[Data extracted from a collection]
= = = = = = =
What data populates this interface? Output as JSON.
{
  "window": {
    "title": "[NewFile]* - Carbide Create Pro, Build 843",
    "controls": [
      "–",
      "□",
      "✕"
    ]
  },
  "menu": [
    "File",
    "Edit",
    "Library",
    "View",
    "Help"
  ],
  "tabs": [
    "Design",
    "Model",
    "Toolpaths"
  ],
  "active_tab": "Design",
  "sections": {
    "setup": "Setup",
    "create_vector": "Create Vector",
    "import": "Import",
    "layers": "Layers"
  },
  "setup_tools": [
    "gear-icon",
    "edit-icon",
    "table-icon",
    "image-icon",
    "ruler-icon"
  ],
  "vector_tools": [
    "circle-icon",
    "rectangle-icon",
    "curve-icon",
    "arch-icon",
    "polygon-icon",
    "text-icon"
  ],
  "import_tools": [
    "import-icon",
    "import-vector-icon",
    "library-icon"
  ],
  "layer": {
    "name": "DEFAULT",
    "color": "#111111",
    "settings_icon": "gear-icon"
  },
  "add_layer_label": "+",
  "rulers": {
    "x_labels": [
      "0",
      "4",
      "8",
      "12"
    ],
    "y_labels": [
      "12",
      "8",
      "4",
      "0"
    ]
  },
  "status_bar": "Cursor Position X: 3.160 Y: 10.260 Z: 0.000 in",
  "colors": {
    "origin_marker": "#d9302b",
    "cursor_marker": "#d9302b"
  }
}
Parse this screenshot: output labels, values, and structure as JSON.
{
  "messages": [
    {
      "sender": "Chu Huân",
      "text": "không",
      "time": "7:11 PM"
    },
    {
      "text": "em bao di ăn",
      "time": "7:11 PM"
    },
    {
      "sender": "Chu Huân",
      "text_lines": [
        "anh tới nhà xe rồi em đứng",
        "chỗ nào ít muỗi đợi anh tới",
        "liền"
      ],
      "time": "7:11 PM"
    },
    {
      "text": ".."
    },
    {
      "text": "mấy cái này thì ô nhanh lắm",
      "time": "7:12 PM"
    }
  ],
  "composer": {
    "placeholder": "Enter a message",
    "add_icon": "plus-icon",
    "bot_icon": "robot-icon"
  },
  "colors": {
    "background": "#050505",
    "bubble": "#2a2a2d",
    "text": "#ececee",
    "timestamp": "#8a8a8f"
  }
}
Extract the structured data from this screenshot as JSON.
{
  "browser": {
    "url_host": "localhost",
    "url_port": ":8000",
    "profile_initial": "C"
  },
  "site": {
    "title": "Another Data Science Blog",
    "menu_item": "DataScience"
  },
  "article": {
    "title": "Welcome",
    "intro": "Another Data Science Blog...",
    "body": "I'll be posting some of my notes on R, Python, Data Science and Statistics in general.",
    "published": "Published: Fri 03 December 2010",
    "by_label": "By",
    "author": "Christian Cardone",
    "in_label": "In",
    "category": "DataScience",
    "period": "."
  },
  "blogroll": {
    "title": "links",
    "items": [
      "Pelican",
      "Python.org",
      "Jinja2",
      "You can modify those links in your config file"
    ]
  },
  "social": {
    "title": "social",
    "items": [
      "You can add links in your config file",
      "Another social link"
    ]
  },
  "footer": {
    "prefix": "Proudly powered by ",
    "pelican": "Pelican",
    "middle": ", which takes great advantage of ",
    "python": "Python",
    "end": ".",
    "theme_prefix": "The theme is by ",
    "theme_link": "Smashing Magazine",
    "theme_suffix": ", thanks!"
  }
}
= = = = = = =
◆ INSTRUCTION ◆
All of the material must be reproduced exactly.

◆ THE RESULT ◆
What data populates this interface? Output as JSON.
{
  "window": {
    "title": "[NewFile]* - Carbide Create Pro, Build 843",
    "controls": [
      "–",
      "□",
      "✕"
    ]
  },
  "menu": [
    "File",
    "Edit",
    "Library",
    "View",
    "Help"
  ],
  "tabs": [
    "Design",
    "Model",
    "Toolpaths"
  ],
  "active_tab": "Design",
  "sections": {
    "setup": "Setup",
    "create_vector": "Create Vector",
    "import": "Import",
    "layers": "Layers"
  },
  "setup_tools": [
    "gear-icon",
    "edit-icon",
    "table-icon",
    "image-icon",
    "ruler-icon"
  ],
  "vector_tools": [
    "circle-icon",
    "rectangle-icon",
    "curve-icon",
    "arch-icon",
    "polygon-icon",
    "text-icon"
  ],
  "import_tools": [
    "import-icon",
    "import-vector-icon",
    "library-icon"
  ],
  "layer": {
    "name": "DEFAULT",
    "color": "#111111",
    "settings_icon": "gear-icon"
  },
  "add_layer_label": "+",
  "rulers": {
    "x_labels": [
      "0",
      "4",
      "8",
      "12"
    ],
    "y_labels": [
      "12",
      "8",
      "4",
      "0"
    ]
  },
  "status_bar": "Cursor Position X: 3.160 Y: 10.260 Z: 0.000 in",
  "colors": {
    "origin_marker": "#d9302b",
    "cursor_marker": "#d9302b"
  }
}
Parse this screenshot: output labels, values, and structure as JSON.
{
  "messages": [
    {
      "sender": "Chu Huân",
      "text": "không",
      "time": "7:11 PM"
    },
    {
      "text": "em bao di ăn",
      "time": "7:11 PM"
    },
    {
      "sender": "Chu Huân",
      "text_lines": [
        "anh tới nhà xe rồi em đứng",
        "chỗ nào ít muỗi đợi anh tới",
        "liền"
      ],
      "time": "7:11 PM"
    },
    {
      "text": ".."
    },
    {
      "text": "mấy cái này thì ô nhanh lắm",
      "time": "7:12 PM"
    }
  ],
  "composer": {
    "placeholder": "Enter a message",
    "add_icon": "plus-icon",
    "bot_icon": "robot-icon"
  },
  "colors": {
    "background": "#050505",
    "bubble": "#2a2a2d",
    "text": "#ececee",
    "timestamp": "#8a8a8f"
  }
}
Extract the structured data from this screenshot as JSON.
{
  "browser": {
    "url_host": "localhost",
    "url_port": ":8000",
    "profile_initial": "C"
  },
  "site": {
    "title": "Another Data Science Blog",
    "menu_item": "DataScience"
  },
  "article": {
    "title": "Welcome",
    "intro": "Another Data Science Blog...",
    "body": "I'll be posting some of my notes on R, Python, Data Science and Statistics in general.",
    "published": "Published: Fri 03 December 2010",
    "by_label": "By",
    "author": "Christian Cardone",
    "in_label": "In",
    "category": "DataScience",
    "period": "."
  },
  "blogroll": {
    "title": "links",
    "items": [
      "Pelican",
      "Python.org",
      "Jinja2",
      "You can modify those links in your config file"
    ]
  },
  "social": {
    "title": "social",
    "items": [
      "You can add links in your config file",
      "Another social link"
    ]
  },
  "footer": {
    "prefix": "Proudly powered by ",
    "pelican": "Pelican",
    "middle": ", which takes great advantage of ",
    "python": "Python",
    "end": ".",
    "theme_prefix": "The theme is by ",
    "theme_link": "Smashing Magazine",
    "theme_suffix": ", thanks!"
  }
}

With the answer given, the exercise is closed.